_Task goal:_ Reproduce the following entries exactly, leaving nothing out.

Data entries for graphics:
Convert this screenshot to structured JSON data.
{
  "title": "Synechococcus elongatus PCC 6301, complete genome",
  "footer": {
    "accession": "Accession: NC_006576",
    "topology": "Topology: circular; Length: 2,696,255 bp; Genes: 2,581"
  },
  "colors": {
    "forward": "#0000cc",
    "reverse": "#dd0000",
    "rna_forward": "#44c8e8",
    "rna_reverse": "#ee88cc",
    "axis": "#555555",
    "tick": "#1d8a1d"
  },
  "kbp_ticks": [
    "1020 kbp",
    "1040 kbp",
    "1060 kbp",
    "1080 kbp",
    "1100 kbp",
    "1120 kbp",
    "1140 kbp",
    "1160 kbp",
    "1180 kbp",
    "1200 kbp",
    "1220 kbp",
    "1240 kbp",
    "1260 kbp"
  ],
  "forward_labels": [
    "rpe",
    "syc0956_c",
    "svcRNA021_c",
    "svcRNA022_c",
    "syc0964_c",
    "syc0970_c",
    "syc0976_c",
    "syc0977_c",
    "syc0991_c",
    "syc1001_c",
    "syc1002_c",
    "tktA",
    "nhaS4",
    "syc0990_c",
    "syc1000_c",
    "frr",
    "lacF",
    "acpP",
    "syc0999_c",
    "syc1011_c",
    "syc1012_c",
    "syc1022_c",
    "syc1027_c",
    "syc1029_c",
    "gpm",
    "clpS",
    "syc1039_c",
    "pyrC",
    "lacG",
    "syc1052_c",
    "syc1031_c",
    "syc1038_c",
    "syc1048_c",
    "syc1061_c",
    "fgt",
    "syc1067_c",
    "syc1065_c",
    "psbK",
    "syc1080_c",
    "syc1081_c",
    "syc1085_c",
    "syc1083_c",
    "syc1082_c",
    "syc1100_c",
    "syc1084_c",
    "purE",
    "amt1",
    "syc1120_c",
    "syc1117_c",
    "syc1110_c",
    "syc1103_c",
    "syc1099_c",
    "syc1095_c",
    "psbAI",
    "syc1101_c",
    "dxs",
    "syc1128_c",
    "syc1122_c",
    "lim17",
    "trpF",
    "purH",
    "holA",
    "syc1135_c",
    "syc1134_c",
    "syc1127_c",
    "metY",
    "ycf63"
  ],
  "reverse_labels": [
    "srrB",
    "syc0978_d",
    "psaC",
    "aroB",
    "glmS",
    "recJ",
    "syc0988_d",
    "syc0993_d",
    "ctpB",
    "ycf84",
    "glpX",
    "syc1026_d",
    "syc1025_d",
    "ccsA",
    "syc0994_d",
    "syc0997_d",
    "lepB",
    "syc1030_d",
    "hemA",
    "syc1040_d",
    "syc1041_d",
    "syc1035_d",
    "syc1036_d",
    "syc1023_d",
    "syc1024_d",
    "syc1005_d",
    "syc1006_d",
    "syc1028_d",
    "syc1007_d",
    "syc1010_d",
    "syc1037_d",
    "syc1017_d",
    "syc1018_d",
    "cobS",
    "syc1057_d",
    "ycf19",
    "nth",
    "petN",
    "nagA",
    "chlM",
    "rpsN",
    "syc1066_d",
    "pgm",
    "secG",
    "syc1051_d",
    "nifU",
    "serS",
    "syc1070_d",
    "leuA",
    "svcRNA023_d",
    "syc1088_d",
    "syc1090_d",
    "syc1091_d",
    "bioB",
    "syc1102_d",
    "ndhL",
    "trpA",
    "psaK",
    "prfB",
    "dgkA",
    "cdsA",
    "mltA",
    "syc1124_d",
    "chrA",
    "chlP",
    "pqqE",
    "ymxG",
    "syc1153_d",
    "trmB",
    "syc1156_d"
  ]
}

_Answer to this exercise:_
Convert this screenshot to structured JSON data.
{
  "title": "Synechococcus elongatus PCC 6301, complete genome",
  "footer": {
    "accession": "Accession: NC_006576",
    "topology": "Topology: circular; Length: 2,696,255 bp; Genes: 2,581"
  },
  "colors": {
    "forward": "#0000cc",
    "reverse": "#dd0000",
    "rna_forward": "#44c8e8",
    "rna_reverse": "#ee88cc",
    "axis": "#555555",
    "tick": "#1d8a1d"
  },
  "kbp_ticks": [
    "1020 kbp",
    "1040 kbp",
    "1060 kbp",
    "1080 kbp",
    "1100 kbp",
    "1120 kbp",
    "1140 kbp",
    "1160 kbp",
    "1180 kbp",
    "1200 kbp",
    "1220 kbp",
    "1240 kbp",
    "1260 kbp"
  ],
  "forward_labels": [
    "rpe",
    "syc0956_c",
    "svcRNA021_c",
    "svcRNA022_c",
    "syc0964_c",
    "syc0970_c",
    "syc0976_c",
    "syc0977_c",
    "syc0991_c",
    "syc1001_c",
    "syc1002_c",
    "tktA",
    "nhaS4",
    "syc0990_c",
    "syc1000_c",
    "frr",
    "lacF",
    "acpP",
    "syc0999_c",
    "syc1011_c",
    "syc1012_c",
    "syc1022_c",
    "syc1027_c",
    "syc1029_c",
    "gpm",
    "clpS",
    "syc1039_c",
    "pyrC",
    "lacG",
    "syc1052_c",
    "syc1031_c",
    "syc1038_c",
    "syc1048_c",
    "syc1061_c",
    "fgt",
    "syc1067_c",
    "syc1065_c",
    "psbK",
    "syc1080_c",
    "syc1081_c",
    "syc1085_c",
    "syc1083_c",
    "syc1082_c",
    "syc1100_c",
    "syc1084_c",
    "purE",
    "amt1",
    "syc1120_c",
    "syc1117_c",
    "syc1110_c",
    "syc1103_c",
    "syc1099_c",
    "syc1095_c",
    "psbAI",
    "syc1101_c",
    "dxs",
    "syc1128_c",
    "syc1122_c",
    "lim17",
    "trpF",
    "purH",
    "holA",
    "syc1135_c",
    "syc1134_c",
    "syc1127_c",
    "metY",
    "ycf63"
  ],
  "reverse_labels": [
    "srrB",
    "syc0978_d",
    "psaC",
    "aroB",
    "glmS",
    "recJ",
    "syc0988_d",
    "syc0993_d",
    "ctpB",
    "ycf84",
    "glpX",
    "syc1026_d",
    "syc1025_d",
    "ccsA",
    "syc0994_d",
    "syc0997_d",
    "lepB",
    "syc1030_d",
    "hemA",
    "syc1040_d",
    "syc1041_d",
    "syc1035_d",
    "syc1036_d",
    "syc1023_d",
    "syc1024_d",
    "syc1005_d",
    "syc1006_d",
    "syc1028_d",
    "syc1007_d",
    "syc1010_d",
    "syc1037_d",
    "syc1017_d",
    "syc1018_d",
    "cobS",
    "syc1057_d",
    "ycf19",
    "nth",
    "petN",
    "nagA",
    "chlM",
    "rpsN",
    "syc1066_d",
    "pgm",
    "secG",
    "syc1051_d",
    "nifU",
    "serS",
    "syc1070_d",
    "leuA",
    "svcRNA023_d",
    "syc1088_d",
    "syc1090_d",
    "syc1091_d",
    "bioB",
    "syc1102_d",
    "ndhL",
    "trpA",
    "psaK",
    "prfB",
    "dgkA",
    "cdsA",
    "mltA",
    "syc1124_d",
    "chrA",
    "chlP",
    "pqqE",
    "ymxG",
    "syc1153_d",
    "trmB",
    "syc1156_d"
  ]
}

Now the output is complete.